**TASK TO CARRY OUT:** In the copy, include every entry exactly but none of the images.
□ □ □ □ □
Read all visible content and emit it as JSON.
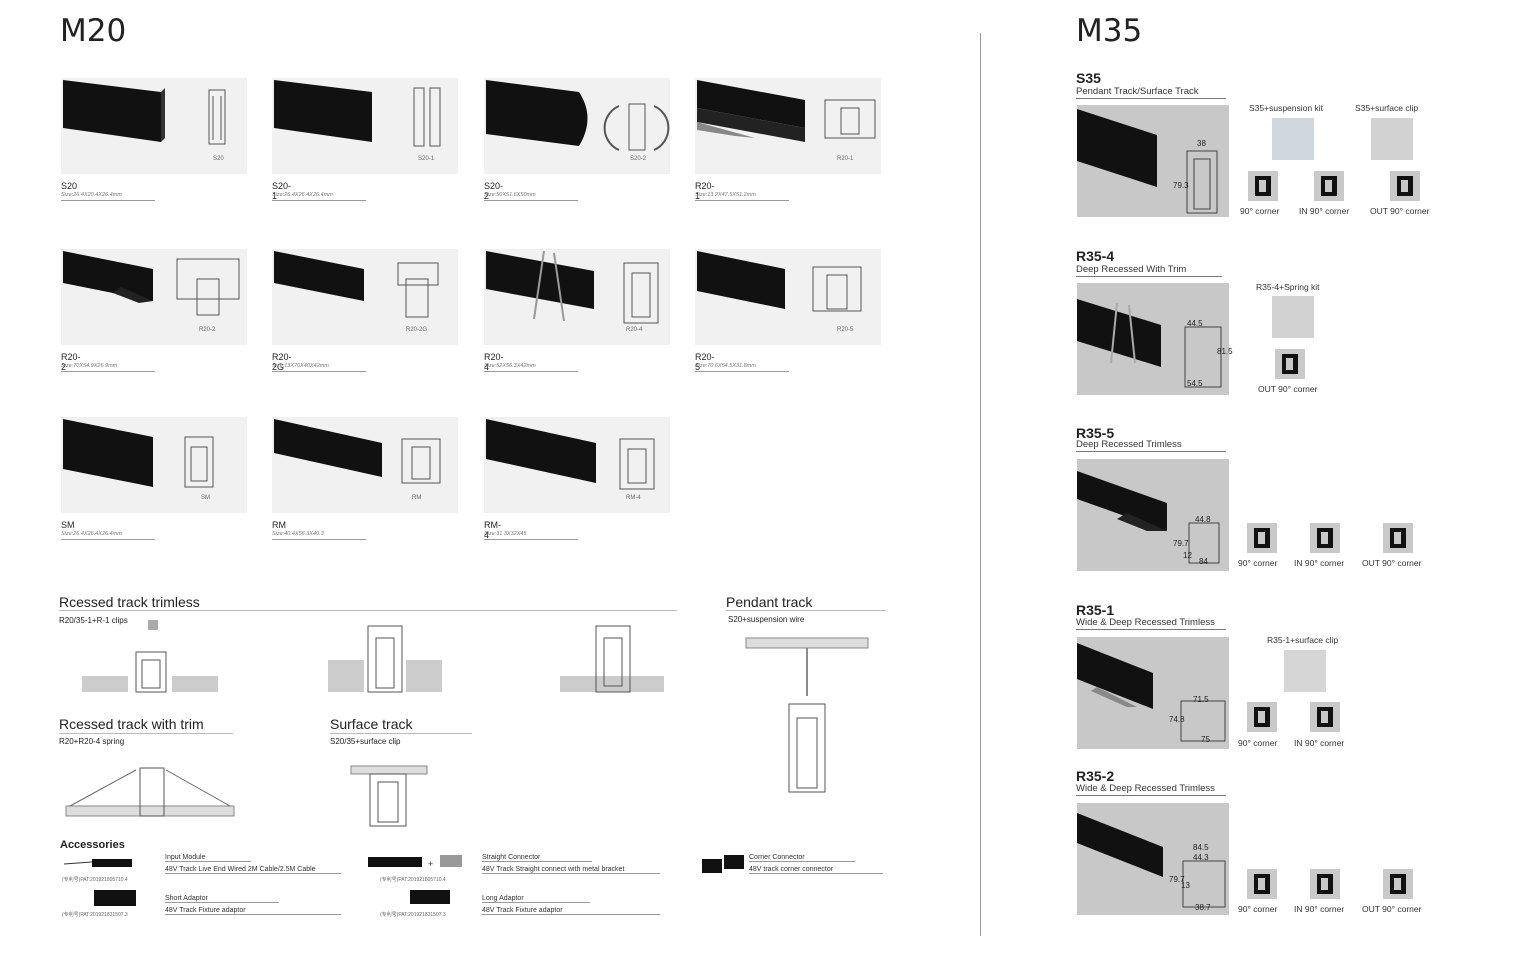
{
  "left_heading": "M20",
  "right_heading": "M35",
  "m20_products": [
    {
      "name": "S20",
      "size": "Size:26.4X20.4X26.4mm",
      "tag": "S20"
    },
    {
      "name": "S20-1",
      "size": "Size:26.4X26.4X26.4mm",
      "tag": "S20-1"
    },
    {
      "name": "S20-2",
      "size": "Size:50X51.6X50mm",
      "tag": "S20-2"
    },
    {
      "name": "R20-1",
      "size": "Size:13.2X47.5X51.2mm",
      "tag": "R20-1"
    },
    {
      "name": "R20-2",
      "size": "Size:70X54.9X26.9mm",
      "tag": "R20-2"
    },
    {
      "name": "R20-2G",
      "size": "Size:13X70X40X42mm",
      "tag": "R20-2G"
    },
    {
      "name": "R20-4",
      "size": "Size:52X56.3X42mm",
      "tag": "R20-4"
    },
    {
      "name": "R20-5",
      "size": "Size:70.6X54.5X31.8mm",
      "tag": "R20-5"
    },
    {
      "name": "SM",
      "size": "Size:26.4X26.4X26.4mm",
      "tag": "SM"
    },
    {
      "name": "RM",
      "size": "Size:40.4X56.3X40.3",
      "tag": "RM"
    },
    {
      "name": "RM-4",
      "size": "Size:31.3X32X45",
      "tag": "RM-4"
    }
  ],
  "installs": {
    "trimless": {
      "title": "Rcessed track trimless",
      "sub": "R20/35-1+R-1 clips"
    },
    "with_trim": {
      "title": "Rcessed track with trim",
      "sub": "R20+R20-4 spring"
    },
    "surface": {
      "title": "Surface track",
      "sub": "S20/35+surface clip"
    },
    "pendant": {
      "title": "Pendant track",
      "sub": "S20+suspension wire"
    }
  },
  "accessories": {
    "title": "Accessories",
    "items": [
      {
        "name": "Input Module",
        "desc": "48V Track Live End Wired 2M Cable/2.5M Cable",
        "pat": "(专利号)PAT:201921805710.4"
      },
      {
        "name": "Short Adaptor",
        "desc": "48V Track Fixture adaptor",
        "pat": "(专利号)PAT:201921831507.3"
      },
      {
        "name": "Straight Connector",
        "desc": "48V Track Straight connect with metal bracket",
        "pat": "(专利号)PAT:201921805710.4"
      },
      {
        "name": "Long Adaptor",
        "desc": "48V Track Fixture adaptor",
        "pat": "(专利号)PAT:201921831507.3"
      },
      {
        "name": "Corner Connector",
        "desc": "48V track corner connector"
      }
    ]
  },
  "m35": [
    {
      "code": "S35",
      "name": "Pendant Track/Surface Track",
      "dims": [
        "38",
        "79.3"
      ],
      "kits": [
        "S35+suspension kit",
        "S35+surface clip"
      ],
      "corners": [
        "90° corner",
        "IN 90° corner",
        "OUT 90° corner"
      ]
    },
    {
      "code": "R35-4",
      "name": "Deep Recessed With Trim",
      "dims": [
        "44.5",
        "81.5",
        "54.5"
      ],
      "kits": [
        "R35-4+Spring kit"
      ],
      "corners": [
        "OUT 90° corner"
      ]
    },
    {
      "code": "R35-5",
      "name": "Deep Recessed Trimless",
      "dims": [
        "44.8",
        "79.7",
        "12",
        "84"
      ],
      "kits": [],
      "corners": [
        "90° corner",
        "IN 90° corner",
        "OUT 90° corner"
      ]
    },
    {
      "code": "R35-1",
      "name": "Wide & Deep Recessed Trimless",
      "dims": [
        "71.5",
        "74.8",
        "75"
      ],
      "kits": [
        "R35-1+surface clip"
      ],
      "corners": [
        "90° corner",
        "IN 90° corner"
      ]
    },
    {
      "code": "R35-2",
      "name": "Wide & Deep Recessed Trimless",
      "dims": [
        "84.5",
        "44.3",
        "79.7",
        "13",
        "38.7"
      ],
      "kits": [],
      "corners": [
        "90° corner",
        "IN 90° corner",
        "OUT 90° corner"
      ]
    }
  ]
}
□ □ □ □ □
**COMPLETED EXERCISE:**
Read all visible content and emit it as JSON.
{
  "left_heading": "M20",
  "right_heading": "M35",
  "m20_products": [
    {
      "name": "S20",
      "size": "Size:26.4X20.4X26.4mm",
      "tag": "S20"
    },
    {
      "name": "S20-1",
      "size": "Size:26.4X26.4X26.4mm",
      "tag": "S20-1"
    },
    {
      "name": "S20-2",
      "size": "Size:50X51.6X50mm",
      "tag": "S20-2"
    },
    {
      "name": "R20-1",
      "size": "Size:13.2X47.5X51.2mm",
      "tag": "R20-1"
    },
    {
      "name": "R20-2",
      "size": "Size:70X54.9X26.9mm",
      "tag": "R20-2"
    },
    {
      "name": "R20-2G",
      "size": "Size:13X70X40X42mm",
      "tag": "R20-2G"
    },
    {
      "name": "R20-4",
      "size": "Size:52X56.3X42mm",
      "tag": "R20-4"
    },
    {
      "name": "R20-5",
      "size": "Size:70.6X54.5X31.8mm",
      "tag": "R20-5"
    },
    {
      "name": "SM",
      "size": "Size:26.4X26.4X26.4mm",
      "tag": "SM"
    },
    {
      "name": "RM",
      "size": "Size:40.4X56.3X40.3",
      "tag": "RM"
    },
    {
      "name": "RM-4",
      "size": "Size:31.3X32X45",
      "tag": "RM-4"
    }
  ],
  "installs": {
    "trimless": {
      "title": "Rcessed track trimless",
      "sub": "R20/35-1+R-1 clips"
    },
    "with_trim": {
      "title": "Rcessed track with trim",
      "sub": "R20+R20-4 spring"
    },
    "surface": {
      "title": "Surface track",
      "sub": "S20/35+surface clip"
    },
    "pendant": {
      "title": "Pendant track",
      "sub": "S20+suspension wire"
    }
  },
  "accessories": {
    "title": "Accessories",
    "items": [
      {
        "name": "Input Module",
        "desc": "48V Track Live End Wired 2M Cable/2.5M Cable",
        "pat": "(专利号)PAT:201921805710.4"
      },
      {
        "name": "Short Adaptor",
        "desc": "48V Track Fixture adaptor",
        "pat": "(专利号)PAT:201921831507.3"
      },
      {
        "name": "Straight Connector",
        "desc": "48V Track Straight connect with metal bracket",
        "pat": "(专利号)PAT:201921805710.4"
      },
      {
        "name": "Long Adaptor",
        "desc": "48V Track Fixture adaptor",
        "pat": "(专利号)PAT:201921831507.3"
      },
      {
        "name": "Corner Connector",
        "desc": "48V track corner connector"
      }
    ]
  },
  "m35": [
    {
      "code": "S35",
      "name": "Pendant Track/Surface Track",
      "dims": [
        "38",
        "79.3"
      ],
      "kits": [
        "S35+suspension kit",
        "S35+surface clip"
      ],
      "corners": [
        "90° corner",
        "IN 90° corner",
        "OUT 90° corner"
      ]
    },
    {
      "code": "R35-4",
      "name": "Deep Recessed With Trim",
      "dims": [
        "44.5",
        "81.5",
        "54.5"
      ],
      "kits": [
        "R35-4+Spring kit"
      ],
      "corners": [
        "OUT 90° corner"
      ]
    },
    {
      "code": "R35-5",
      "name": "Deep Recessed Trimless",
      "dims": [
        "44.8",
        "79.7",
        "12",
        "84"
      ],
      "kits": [],
      "corners": [
        "90° corner",
        "IN 90° corner",
        "OUT 90° corner"
      ]
    },
    {
      "code": "R35-1",
      "name": "Wide & Deep Recessed Trimless",
      "dims": [
        "71.5",
        "74.8",
        "75"
      ],
      "kits": [
        "R35-1+surface clip"
      ],
      "corners": [
        "90° corner",
        "IN 90° corner"
      ]
    },
    {
      "code": "R35-2",
      "name": "Wide & Deep Recessed Trimless",
      "dims": [
        "84.5",
        "44.3",
        "79.7",
        "13",
        "38.7"
      ],
      "kits": [],
      "corners": [
        "90° corner",
        "IN 90° corner",
        "OUT 90° corner"
      ]
    }
  ]
}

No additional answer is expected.